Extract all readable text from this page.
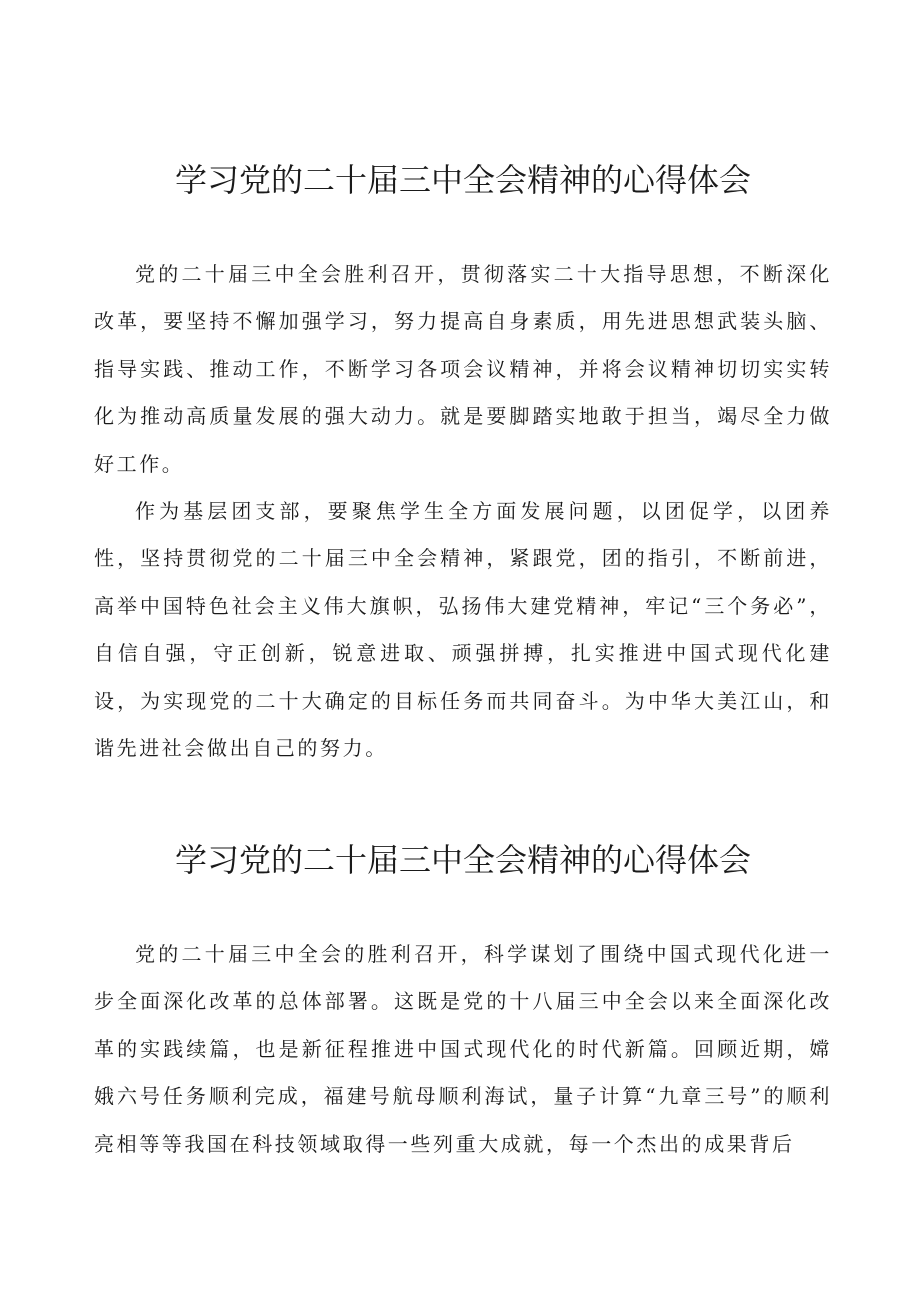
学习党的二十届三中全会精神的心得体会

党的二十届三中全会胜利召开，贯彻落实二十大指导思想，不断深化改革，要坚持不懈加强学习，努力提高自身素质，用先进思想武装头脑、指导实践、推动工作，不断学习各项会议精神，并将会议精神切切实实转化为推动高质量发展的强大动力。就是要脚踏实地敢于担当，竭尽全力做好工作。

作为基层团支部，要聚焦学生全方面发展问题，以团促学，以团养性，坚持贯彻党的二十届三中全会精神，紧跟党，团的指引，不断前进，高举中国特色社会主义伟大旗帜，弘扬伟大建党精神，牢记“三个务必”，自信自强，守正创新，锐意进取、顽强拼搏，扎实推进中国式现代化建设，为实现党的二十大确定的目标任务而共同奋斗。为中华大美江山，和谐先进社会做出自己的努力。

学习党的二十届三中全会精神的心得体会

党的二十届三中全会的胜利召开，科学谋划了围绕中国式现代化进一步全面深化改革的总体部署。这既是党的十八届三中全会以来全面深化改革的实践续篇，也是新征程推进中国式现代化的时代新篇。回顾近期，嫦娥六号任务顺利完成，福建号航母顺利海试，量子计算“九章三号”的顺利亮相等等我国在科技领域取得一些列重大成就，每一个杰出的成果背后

:::::

◆ TASK ◆
Copy each line exactly, and leave the pictures out of your copy.

◆ SOLUTION FOR THIS PROBLEM ◆
Extract all readable text from this page.
学习党的二十届三中全会精神的心得体会

党的二十届三中全会胜利召开，贯彻落实二十大指导思想，不断深化改革，要坚持不懈加强学习，努力提高自身素质，用先进思想武装头脑、指导实践、推动工作，不断学习各项会议精神，并将会议精神切切实实转化为推动高质量发展的强大动力。就是要脚踏实地敢于担当，竭尽全力做好工作。

作为基层团支部，要聚焦学生全方面发展问题，以团促学，以团养性，坚持贯彻党的二十届三中全会精神，紧跟党，团的指引，不断前进，高举中国特色社会主义伟大旗帜，弘扬伟大建党精神，牢记“三个务必”，自信自强，守正创新，锐意进取、顽强拼搏，扎实推进中国式现代化建设，为实现党的二十大确定的目标任务而共同奋斗。为中华大美江山，和谐先进社会做出自己的努力。

学习党的二十届三中全会精神的心得体会

党的二十届三中全会的胜利召开，科学谋划了围绕中国式现代化进一步全面深化改革的总体部署。这既是党的十八届三中全会以来全面深化改革的实践续篇，也是新征程推进中国式现代化的时代新篇。回顾近期，嫦娥六号任务顺利完成，福建号航母顺利海试，量子计算“九章三号”的顺利亮相等等我国在科技领域取得一些列重大成就，每一个杰出的成果背后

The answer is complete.